In the entries below, copy the stretch from the line containing "144, 275, 160]" through the line containing "144, 109, 160]", keeping each line unchanged.

___ DATA SHOWN ___

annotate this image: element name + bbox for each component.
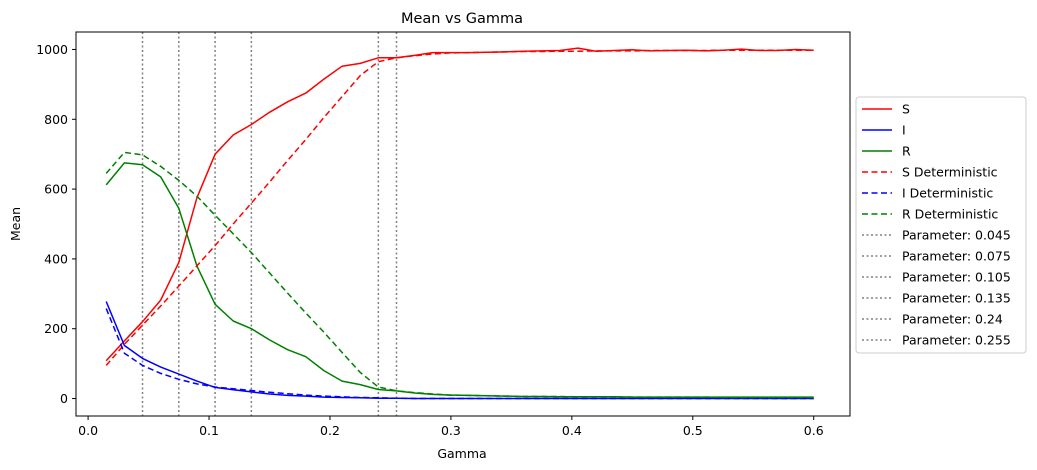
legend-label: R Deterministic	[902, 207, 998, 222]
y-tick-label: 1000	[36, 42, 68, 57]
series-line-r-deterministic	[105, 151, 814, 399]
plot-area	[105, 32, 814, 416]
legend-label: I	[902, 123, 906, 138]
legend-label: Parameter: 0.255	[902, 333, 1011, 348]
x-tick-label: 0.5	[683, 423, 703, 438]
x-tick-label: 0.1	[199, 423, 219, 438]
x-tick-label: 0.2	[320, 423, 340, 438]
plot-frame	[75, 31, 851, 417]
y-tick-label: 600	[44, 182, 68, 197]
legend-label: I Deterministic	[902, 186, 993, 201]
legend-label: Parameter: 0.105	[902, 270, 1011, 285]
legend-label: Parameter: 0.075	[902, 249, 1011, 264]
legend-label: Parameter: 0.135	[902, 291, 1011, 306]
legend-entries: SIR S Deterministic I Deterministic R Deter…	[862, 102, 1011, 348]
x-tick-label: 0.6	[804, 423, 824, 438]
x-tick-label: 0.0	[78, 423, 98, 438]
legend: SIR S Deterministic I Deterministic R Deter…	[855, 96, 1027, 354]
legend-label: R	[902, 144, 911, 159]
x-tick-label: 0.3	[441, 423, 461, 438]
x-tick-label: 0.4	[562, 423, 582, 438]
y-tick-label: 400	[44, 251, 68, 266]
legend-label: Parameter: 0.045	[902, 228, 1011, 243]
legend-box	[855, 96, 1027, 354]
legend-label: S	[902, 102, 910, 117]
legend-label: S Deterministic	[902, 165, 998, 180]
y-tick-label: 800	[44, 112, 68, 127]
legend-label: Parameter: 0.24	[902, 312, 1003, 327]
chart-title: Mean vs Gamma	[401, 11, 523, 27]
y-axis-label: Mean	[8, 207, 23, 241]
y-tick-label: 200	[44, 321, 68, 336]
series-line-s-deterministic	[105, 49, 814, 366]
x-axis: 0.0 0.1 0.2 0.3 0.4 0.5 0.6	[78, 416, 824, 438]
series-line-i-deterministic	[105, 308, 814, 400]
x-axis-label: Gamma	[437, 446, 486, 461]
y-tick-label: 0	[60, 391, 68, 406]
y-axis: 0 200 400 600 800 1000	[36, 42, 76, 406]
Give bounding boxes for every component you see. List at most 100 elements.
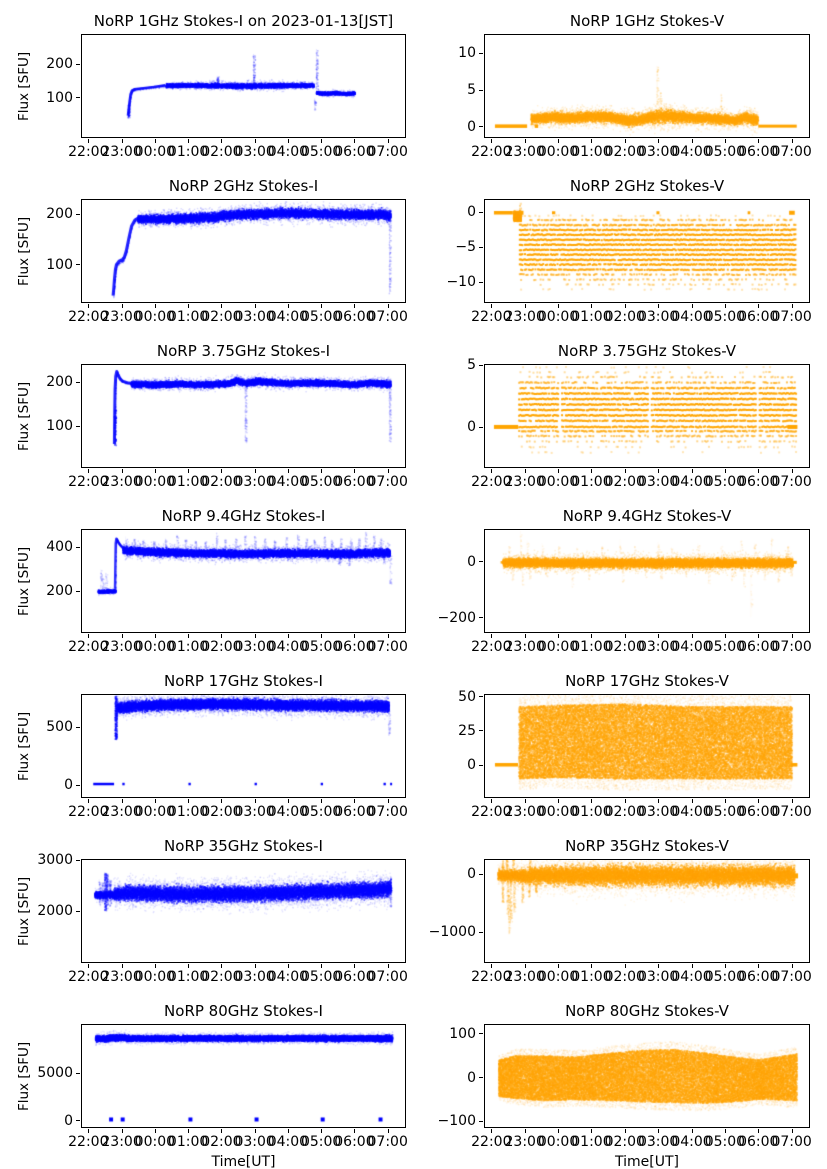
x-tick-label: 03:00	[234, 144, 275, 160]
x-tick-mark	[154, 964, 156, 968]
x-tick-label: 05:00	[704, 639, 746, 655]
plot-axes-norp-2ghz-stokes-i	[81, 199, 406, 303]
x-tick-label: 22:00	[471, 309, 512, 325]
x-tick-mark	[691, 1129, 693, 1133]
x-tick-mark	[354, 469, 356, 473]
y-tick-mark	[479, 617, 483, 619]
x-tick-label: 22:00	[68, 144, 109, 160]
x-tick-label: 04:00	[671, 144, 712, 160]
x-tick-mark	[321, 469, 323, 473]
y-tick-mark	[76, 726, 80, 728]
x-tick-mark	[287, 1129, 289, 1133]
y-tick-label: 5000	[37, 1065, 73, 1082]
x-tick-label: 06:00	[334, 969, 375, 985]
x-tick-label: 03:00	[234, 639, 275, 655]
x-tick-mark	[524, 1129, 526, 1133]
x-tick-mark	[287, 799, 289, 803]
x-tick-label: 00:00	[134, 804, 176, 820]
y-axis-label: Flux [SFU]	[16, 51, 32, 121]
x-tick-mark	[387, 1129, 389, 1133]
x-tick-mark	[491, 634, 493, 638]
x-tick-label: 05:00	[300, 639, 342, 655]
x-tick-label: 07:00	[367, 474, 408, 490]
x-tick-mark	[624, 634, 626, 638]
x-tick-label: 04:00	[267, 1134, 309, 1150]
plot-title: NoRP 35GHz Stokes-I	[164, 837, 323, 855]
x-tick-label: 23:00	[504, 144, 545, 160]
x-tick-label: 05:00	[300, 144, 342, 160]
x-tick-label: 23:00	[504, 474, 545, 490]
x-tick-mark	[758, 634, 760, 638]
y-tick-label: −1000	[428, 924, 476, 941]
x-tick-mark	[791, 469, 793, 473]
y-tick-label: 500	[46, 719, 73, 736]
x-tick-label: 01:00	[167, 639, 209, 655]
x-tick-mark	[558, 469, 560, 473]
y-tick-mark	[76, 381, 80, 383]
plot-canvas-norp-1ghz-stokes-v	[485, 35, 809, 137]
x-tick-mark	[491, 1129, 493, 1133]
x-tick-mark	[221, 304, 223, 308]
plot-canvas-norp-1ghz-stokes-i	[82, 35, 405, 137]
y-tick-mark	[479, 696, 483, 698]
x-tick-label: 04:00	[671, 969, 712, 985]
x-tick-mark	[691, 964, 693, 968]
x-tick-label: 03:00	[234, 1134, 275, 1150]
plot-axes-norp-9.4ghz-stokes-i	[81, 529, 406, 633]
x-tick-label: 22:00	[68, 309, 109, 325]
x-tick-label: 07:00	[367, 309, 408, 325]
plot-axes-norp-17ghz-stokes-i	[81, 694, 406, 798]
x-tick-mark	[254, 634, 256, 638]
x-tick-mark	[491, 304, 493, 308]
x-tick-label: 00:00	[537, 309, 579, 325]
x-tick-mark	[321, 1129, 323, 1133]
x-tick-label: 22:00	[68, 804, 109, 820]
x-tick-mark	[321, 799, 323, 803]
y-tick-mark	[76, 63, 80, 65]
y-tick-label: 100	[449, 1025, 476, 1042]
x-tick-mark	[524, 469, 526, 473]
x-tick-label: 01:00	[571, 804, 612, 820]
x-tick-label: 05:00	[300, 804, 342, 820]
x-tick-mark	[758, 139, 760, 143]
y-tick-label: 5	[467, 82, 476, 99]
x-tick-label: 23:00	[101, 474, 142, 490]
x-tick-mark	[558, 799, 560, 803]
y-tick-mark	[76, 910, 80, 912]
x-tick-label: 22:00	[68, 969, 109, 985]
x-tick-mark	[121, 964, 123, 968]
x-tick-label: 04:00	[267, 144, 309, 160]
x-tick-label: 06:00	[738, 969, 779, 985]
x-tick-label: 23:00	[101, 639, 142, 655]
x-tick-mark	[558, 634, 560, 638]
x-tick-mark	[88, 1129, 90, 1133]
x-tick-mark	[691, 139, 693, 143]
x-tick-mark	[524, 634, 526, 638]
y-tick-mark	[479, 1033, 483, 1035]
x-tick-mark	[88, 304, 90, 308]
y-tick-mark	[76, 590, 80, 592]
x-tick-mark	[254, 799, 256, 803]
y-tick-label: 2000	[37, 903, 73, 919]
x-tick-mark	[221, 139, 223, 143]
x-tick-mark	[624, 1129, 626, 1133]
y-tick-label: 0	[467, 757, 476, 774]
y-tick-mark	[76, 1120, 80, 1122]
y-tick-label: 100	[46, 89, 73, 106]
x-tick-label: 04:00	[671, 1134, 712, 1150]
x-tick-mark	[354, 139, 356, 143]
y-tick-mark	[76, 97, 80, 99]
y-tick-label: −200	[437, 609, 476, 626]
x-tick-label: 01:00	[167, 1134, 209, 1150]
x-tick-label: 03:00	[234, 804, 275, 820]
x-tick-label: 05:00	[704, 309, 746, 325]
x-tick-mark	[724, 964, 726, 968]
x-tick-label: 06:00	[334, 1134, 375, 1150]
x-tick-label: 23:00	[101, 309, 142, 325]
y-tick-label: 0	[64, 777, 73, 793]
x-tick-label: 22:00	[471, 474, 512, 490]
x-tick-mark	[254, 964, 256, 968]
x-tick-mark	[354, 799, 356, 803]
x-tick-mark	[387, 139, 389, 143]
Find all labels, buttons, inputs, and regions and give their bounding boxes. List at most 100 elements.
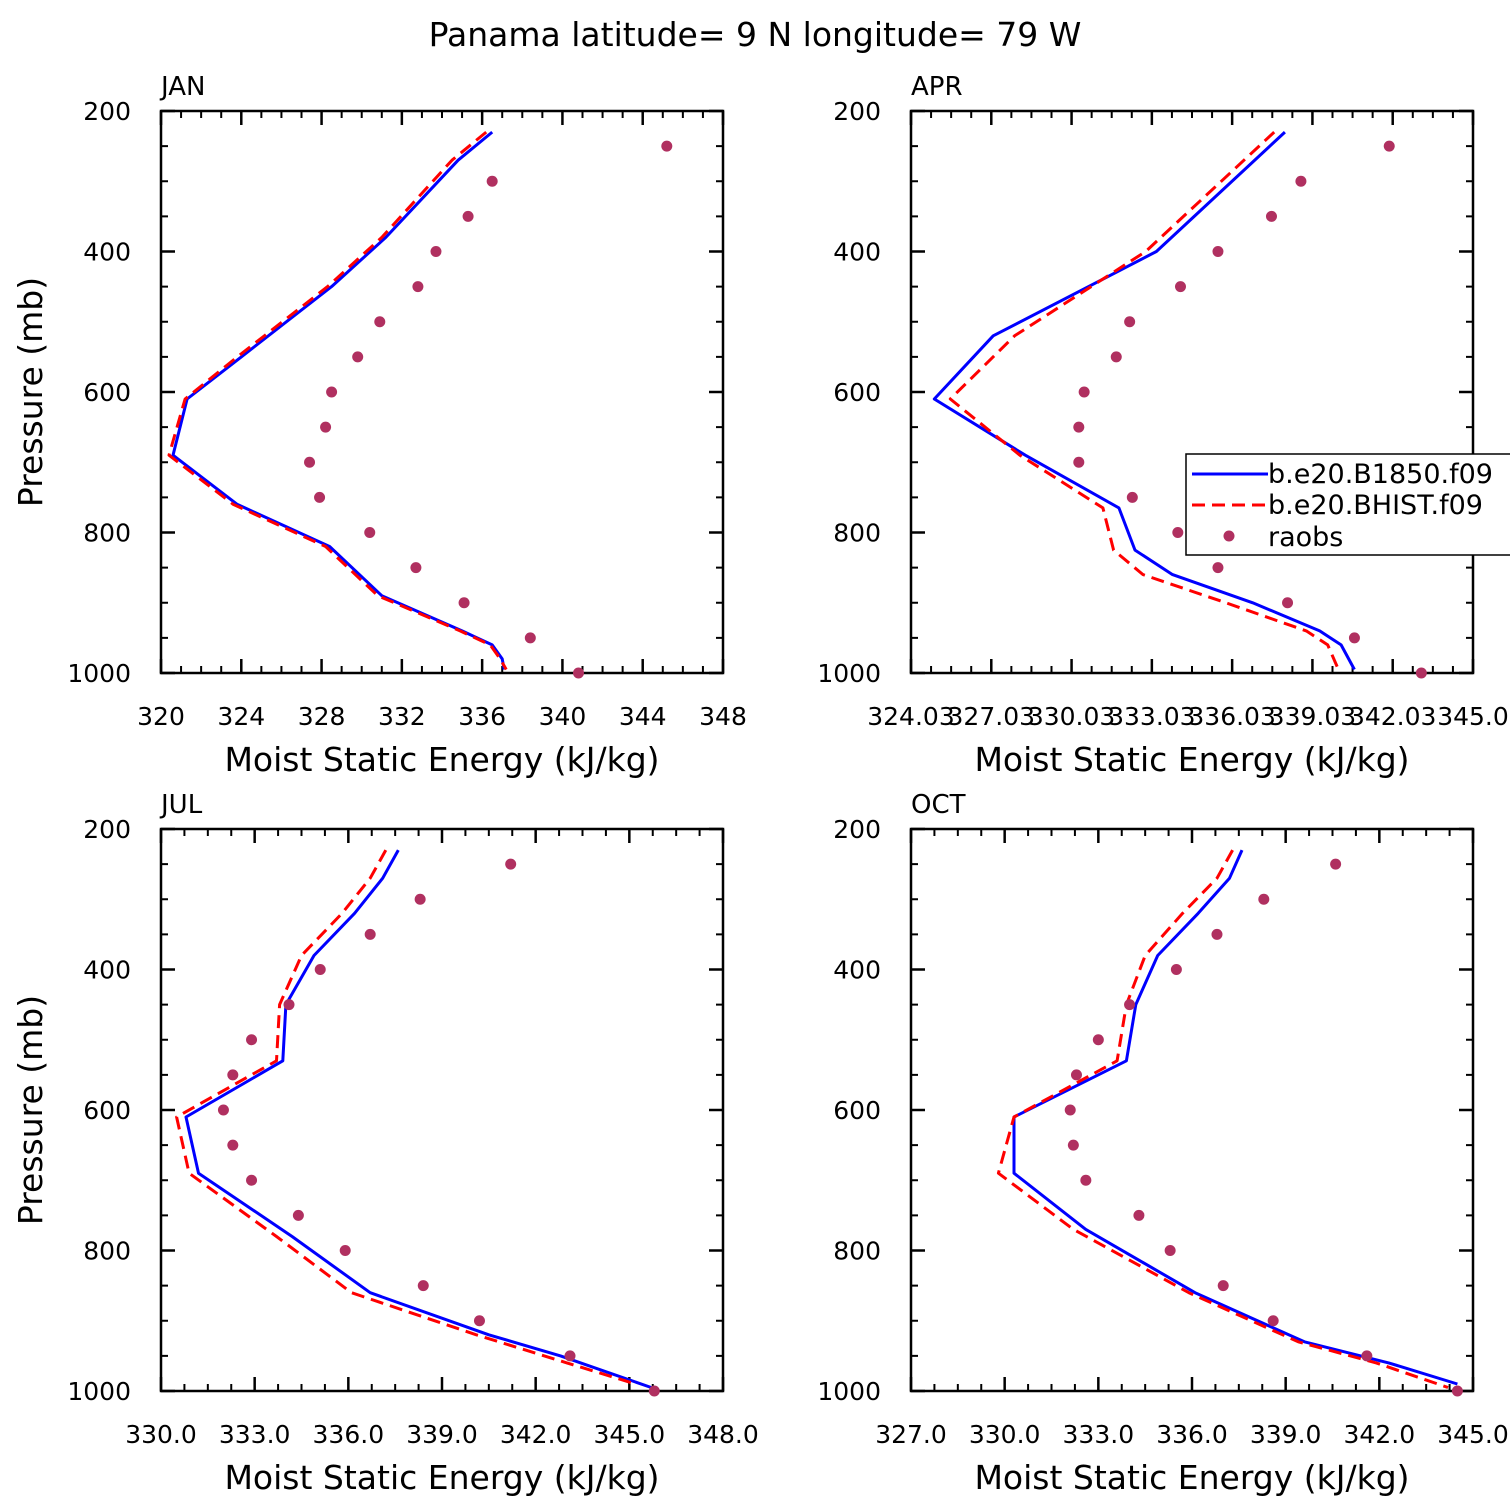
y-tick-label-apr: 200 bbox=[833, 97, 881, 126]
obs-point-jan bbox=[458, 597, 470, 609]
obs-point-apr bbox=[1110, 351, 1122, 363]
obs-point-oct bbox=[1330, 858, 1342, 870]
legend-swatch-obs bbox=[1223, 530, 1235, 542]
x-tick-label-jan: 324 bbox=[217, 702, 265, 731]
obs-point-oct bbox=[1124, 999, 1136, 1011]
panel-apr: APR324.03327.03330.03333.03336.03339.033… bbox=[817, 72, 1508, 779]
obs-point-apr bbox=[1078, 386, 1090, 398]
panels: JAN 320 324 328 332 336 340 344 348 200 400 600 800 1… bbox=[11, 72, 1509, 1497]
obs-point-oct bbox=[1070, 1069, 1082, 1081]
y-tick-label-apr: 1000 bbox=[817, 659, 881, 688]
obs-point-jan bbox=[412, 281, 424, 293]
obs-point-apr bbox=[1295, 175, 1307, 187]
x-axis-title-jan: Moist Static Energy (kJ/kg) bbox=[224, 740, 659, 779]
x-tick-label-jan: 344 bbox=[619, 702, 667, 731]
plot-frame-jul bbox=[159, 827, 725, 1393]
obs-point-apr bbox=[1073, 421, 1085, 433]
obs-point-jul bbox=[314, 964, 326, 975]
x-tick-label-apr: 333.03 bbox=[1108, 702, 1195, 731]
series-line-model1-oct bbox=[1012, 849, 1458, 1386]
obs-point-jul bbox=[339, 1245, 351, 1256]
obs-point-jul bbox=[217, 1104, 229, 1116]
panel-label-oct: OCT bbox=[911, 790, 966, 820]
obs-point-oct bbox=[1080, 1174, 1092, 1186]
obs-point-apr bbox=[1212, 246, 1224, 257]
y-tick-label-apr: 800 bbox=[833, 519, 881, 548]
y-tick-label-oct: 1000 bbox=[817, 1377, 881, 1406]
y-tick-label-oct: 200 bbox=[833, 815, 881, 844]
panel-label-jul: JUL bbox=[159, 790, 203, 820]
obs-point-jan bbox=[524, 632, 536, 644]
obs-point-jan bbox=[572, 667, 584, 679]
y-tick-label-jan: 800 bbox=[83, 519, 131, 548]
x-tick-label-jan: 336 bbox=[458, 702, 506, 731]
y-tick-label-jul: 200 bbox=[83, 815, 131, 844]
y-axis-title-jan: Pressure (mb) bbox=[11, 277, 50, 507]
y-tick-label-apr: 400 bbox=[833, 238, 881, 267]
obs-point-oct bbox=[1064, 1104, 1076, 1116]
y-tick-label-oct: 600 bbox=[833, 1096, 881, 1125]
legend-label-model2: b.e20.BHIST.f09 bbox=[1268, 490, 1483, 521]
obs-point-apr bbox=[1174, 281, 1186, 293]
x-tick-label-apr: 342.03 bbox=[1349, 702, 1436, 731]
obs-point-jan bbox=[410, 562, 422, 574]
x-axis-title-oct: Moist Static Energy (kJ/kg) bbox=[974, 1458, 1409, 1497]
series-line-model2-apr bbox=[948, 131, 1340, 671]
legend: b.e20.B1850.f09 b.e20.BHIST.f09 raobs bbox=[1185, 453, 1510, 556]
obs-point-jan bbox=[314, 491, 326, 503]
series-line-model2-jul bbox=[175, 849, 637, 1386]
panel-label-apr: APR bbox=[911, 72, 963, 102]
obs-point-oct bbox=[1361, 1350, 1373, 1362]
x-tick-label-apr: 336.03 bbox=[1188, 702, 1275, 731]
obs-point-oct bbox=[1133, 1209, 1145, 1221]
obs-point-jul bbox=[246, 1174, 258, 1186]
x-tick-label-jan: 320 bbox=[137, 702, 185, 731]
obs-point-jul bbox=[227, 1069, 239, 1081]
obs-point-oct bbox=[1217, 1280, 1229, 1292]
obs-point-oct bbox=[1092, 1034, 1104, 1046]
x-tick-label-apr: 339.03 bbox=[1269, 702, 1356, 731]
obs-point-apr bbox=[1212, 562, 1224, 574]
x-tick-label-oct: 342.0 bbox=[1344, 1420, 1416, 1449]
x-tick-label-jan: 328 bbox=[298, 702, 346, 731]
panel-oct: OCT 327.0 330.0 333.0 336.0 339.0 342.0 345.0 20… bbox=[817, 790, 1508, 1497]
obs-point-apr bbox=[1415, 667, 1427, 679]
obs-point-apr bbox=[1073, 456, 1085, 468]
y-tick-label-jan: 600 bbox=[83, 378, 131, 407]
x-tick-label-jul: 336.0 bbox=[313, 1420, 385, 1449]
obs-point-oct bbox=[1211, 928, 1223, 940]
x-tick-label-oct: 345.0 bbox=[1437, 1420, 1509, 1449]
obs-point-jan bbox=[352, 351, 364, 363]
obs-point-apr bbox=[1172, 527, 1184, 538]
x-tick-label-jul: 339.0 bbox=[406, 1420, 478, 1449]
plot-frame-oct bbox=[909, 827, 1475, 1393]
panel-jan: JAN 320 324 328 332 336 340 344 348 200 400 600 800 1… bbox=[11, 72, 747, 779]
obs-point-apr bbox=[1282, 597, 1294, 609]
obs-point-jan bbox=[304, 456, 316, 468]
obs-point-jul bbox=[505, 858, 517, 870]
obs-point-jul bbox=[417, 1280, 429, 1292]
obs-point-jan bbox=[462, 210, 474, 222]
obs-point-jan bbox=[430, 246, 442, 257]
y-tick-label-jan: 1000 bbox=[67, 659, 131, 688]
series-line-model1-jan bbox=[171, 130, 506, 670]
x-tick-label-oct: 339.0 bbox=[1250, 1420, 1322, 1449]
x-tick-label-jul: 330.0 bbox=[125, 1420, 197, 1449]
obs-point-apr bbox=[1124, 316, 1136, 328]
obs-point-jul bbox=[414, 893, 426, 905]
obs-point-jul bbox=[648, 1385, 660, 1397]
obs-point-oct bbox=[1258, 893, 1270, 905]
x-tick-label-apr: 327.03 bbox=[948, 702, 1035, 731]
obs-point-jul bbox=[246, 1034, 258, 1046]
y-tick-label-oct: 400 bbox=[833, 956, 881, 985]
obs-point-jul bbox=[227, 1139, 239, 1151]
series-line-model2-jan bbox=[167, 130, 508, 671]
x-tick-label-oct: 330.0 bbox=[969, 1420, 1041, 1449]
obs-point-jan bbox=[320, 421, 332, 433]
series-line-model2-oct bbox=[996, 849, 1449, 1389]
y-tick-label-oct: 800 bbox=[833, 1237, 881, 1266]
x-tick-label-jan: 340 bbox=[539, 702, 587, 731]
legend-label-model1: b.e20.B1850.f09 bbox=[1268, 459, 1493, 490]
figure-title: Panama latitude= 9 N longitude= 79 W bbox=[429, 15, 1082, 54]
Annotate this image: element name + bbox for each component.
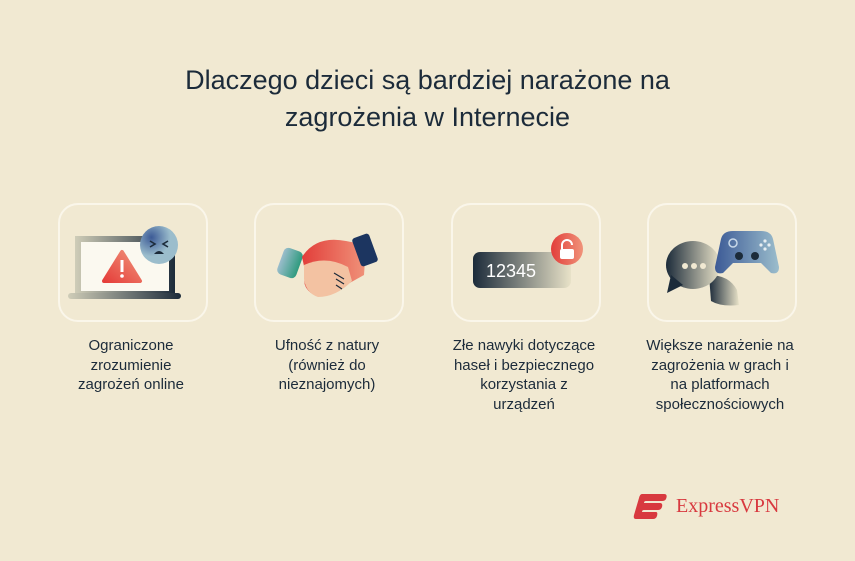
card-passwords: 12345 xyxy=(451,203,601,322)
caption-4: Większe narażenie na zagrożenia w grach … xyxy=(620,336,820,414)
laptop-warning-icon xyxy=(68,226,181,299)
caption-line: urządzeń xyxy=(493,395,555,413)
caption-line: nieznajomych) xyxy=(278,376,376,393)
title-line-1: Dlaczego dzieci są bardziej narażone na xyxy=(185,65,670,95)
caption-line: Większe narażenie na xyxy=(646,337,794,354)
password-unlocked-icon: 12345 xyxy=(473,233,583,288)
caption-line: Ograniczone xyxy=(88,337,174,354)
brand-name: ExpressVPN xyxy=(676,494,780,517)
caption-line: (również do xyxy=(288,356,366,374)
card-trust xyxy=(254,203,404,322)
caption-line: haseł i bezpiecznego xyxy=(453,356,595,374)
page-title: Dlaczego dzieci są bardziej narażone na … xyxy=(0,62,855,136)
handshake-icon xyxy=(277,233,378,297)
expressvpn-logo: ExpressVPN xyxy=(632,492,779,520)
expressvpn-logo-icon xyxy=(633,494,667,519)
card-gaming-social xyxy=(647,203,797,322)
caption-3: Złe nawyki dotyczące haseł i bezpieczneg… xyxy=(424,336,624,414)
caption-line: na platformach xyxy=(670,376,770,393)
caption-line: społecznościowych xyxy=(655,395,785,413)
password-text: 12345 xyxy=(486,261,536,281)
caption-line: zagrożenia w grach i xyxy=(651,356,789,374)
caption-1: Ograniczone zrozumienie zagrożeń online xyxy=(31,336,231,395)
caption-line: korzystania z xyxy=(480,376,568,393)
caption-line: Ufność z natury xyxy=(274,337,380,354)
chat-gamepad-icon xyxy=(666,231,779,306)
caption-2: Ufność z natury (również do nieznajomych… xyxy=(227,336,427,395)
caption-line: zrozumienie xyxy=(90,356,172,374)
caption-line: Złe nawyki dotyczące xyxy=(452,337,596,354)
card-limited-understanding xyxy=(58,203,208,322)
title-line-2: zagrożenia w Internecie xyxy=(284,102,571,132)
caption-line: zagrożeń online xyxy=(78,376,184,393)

___

- PROBLEM SOLUTION -
x-tick-label: 03:00	[234, 144, 275, 160]
x-tick-mark	[154, 964, 156, 968]
x-tick-label: 05:00	[704, 639, 746, 655]
plot-axes-norp-2ghz-stokes-i	[81, 199, 406, 303]
x-tick-label: 22:00	[471, 309, 512, 325]
x-tick-mark	[691, 1129, 693, 1133]
x-tick-mark	[354, 469, 356, 473]
y-tick-mark	[479, 617, 483, 619]
x-tick-label: 22:00	[68, 144, 109, 160]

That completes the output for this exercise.